▶ **Goal**:
Copy all the entries word for word, but omit the pictures.
━━━
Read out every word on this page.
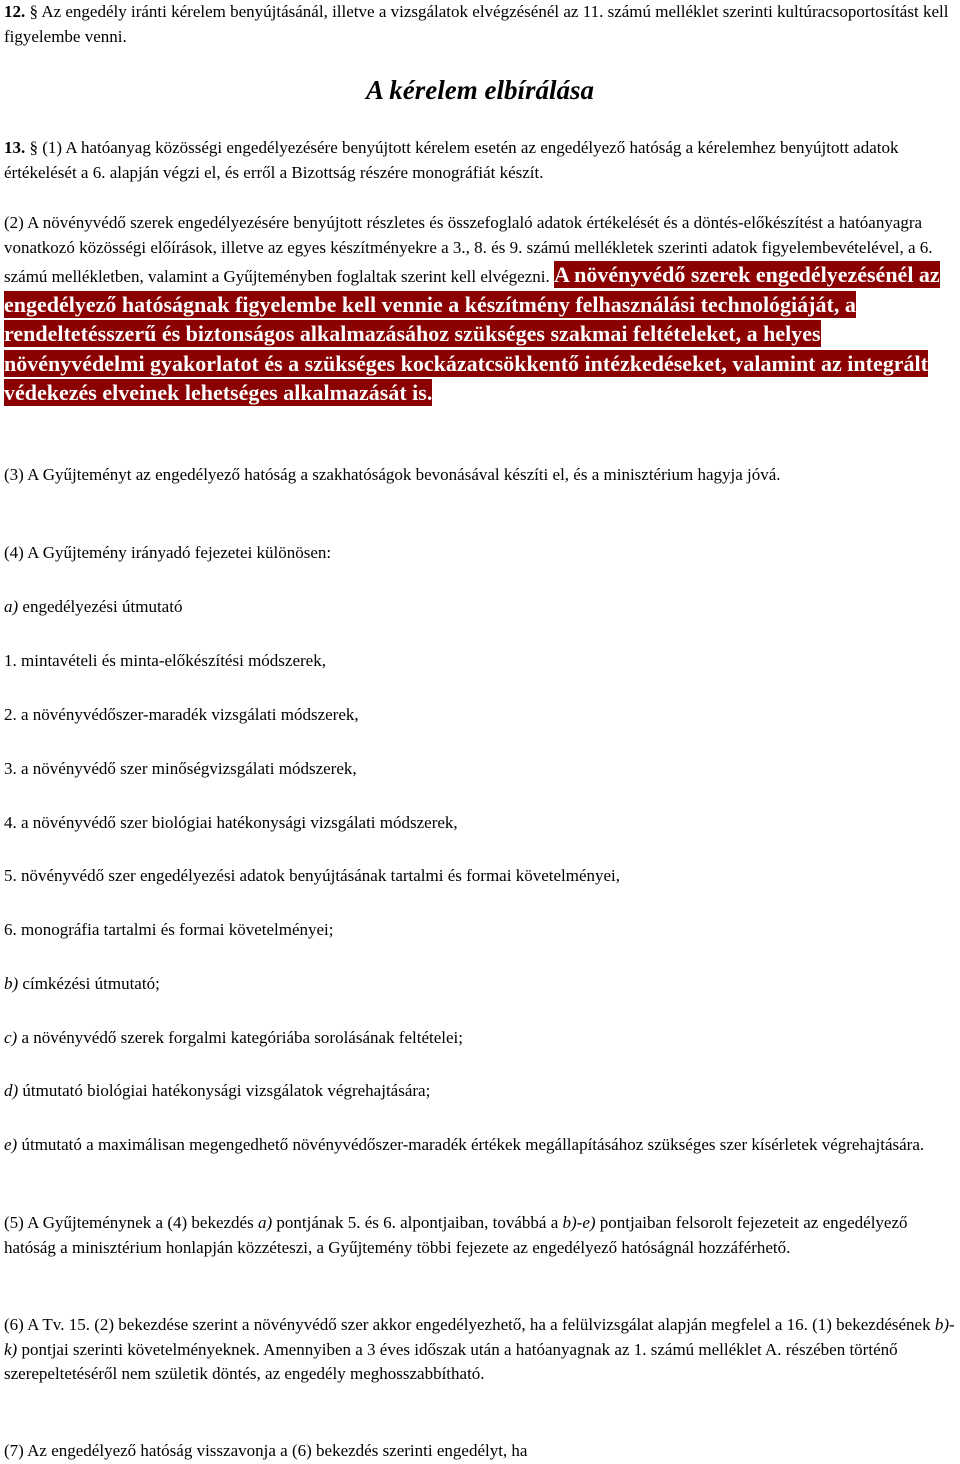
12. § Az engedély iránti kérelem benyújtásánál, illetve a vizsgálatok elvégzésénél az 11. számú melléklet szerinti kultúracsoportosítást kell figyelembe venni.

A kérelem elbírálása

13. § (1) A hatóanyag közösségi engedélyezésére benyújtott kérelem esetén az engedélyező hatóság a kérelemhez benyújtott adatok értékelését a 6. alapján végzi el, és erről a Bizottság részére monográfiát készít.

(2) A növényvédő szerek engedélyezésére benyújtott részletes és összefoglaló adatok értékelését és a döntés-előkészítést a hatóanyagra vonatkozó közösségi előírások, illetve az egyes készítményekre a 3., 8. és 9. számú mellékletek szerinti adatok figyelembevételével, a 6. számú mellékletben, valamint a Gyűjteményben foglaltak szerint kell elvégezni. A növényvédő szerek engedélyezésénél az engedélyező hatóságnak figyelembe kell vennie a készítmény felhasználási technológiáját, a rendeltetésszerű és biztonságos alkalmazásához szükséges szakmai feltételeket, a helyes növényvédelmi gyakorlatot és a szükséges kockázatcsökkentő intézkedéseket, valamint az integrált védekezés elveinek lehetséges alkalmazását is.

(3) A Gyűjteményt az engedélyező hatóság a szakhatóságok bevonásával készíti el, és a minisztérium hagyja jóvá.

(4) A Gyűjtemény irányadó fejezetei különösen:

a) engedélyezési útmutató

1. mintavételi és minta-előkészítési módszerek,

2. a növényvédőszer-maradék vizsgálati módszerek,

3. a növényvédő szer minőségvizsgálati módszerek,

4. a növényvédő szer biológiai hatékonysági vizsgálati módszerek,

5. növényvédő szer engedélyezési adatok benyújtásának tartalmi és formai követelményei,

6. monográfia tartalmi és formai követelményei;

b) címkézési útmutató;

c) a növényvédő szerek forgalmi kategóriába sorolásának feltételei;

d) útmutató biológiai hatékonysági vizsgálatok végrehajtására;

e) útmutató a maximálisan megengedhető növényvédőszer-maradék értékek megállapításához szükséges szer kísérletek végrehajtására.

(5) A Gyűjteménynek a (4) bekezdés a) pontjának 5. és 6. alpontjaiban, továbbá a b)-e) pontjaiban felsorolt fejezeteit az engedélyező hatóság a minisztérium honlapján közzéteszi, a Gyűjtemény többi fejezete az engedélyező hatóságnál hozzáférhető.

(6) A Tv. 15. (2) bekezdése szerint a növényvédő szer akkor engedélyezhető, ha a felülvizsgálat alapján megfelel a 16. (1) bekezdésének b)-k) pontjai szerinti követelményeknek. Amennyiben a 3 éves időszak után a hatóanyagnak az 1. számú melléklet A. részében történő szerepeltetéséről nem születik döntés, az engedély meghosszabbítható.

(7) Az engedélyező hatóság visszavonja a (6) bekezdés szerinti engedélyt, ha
━━━
▶ **Final result**:
Read out every word on this page.
12. § Az engedély iránti kérelem benyújtásánál, illetve a vizsgálatok elvégzésénél az 11. számú melléklet szerinti kultúracsoportosítást kell figyelembe venni.

A kérelem elbírálása

13. § (1) A hatóanyag közösségi engedélyezésére benyújtott kérelem esetén az engedélyező hatóság a kérelemhez benyújtott adatok értékelését a 6. alapján végzi el, és erről a Bizottság részére monográfiát készít.

(2) A növényvédő szerek engedélyezésére benyújtott részletes és összefoglaló adatok értékelését és a döntés-előkészítést a hatóanyagra vonatkozó közösségi előírások, illetve az egyes készítményekre a 3., 8. és 9. számú mellékletek szerinti adatok figyelembevételével, a 6. számú mellékletben, valamint a Gyűjteményben foglaltak szerint kell elvégezni. A növényvédő szerek engedélyezésénél az engedélyező hatóságnak figyelembe kell vennie a készítmény felhasználási technológiáját, a rendeltetésszerű és biztonságos alkalmazásához szükséges szakmai feltételeket, a helyes növényvédelmi gyakorlatot és a szükséges kockázatcsökkentő intézkedéseket, valamint az integrált védekezés elveinek lehetséges alkalmazását is.

(3) A Gyűjteményt az engedélyező hatóság a szakhatóságok bevonásával készíti el, és a minisztérium hagyja jóvá.

(4) A Gyűjtemény irányadó fejezetei különösen:

a) engedélyezési útmutató

1. mintavételi és minta-előkészítési módszerek,

2. a növényvédőszer-maradék vizsgálati módszerek,

3. a növényvédő szer minőségvizsgálati módszerek,

4. a növényvédő szer biológiai hatékonysági vizsgálati módszerek,

5. növényvédő szer engedélyezési adatok benyújtásának tartalmi és formai követelményei,

6. monográfia tartalmi és formai követelményei;

b) címkézési útmutató;

c) a növényvédő szerek forgalmi kategóriába sorolásának feltételei;

d) útmutató biológiai hatékonysági vizsgálatok végrehajtására;

e) útmutató a maximálisan megengedhető növényvédőszer-maradék értékek megállapításához szükséges szer kísérletek végrehajtására.

(5) A Gyűjteménynek a (4) bekezdés a) pontjának 5. és 6. alpontjaiban, továbbá a b)-e) pontjaiban felsorolt fejezeteit az engedélyező hatóság a minisztérium honlapján közzéteszi, a Gyűjtemény többi fejezete az engedélyező hatóságnál hozzáférhető.

(6) A Tv. 15. (2) bekezdése szerint a növényvédő szer akkor engedélyezhető, ha a felülvizsgálat alapján megfelel a 16. (1) bekezdésének b)-k) pontjai szerinti követelményeknek. Amennyiben a 3 éves időszak után a hatóanyagnak az 1. számú melléklet A. részében történő szerepeltetéséről nem születik döntés, az engedély meghosszabbítható.

(7) Az engedélyező hatóság visszavonja a (6) bekezdés szerinti engedélyt, ha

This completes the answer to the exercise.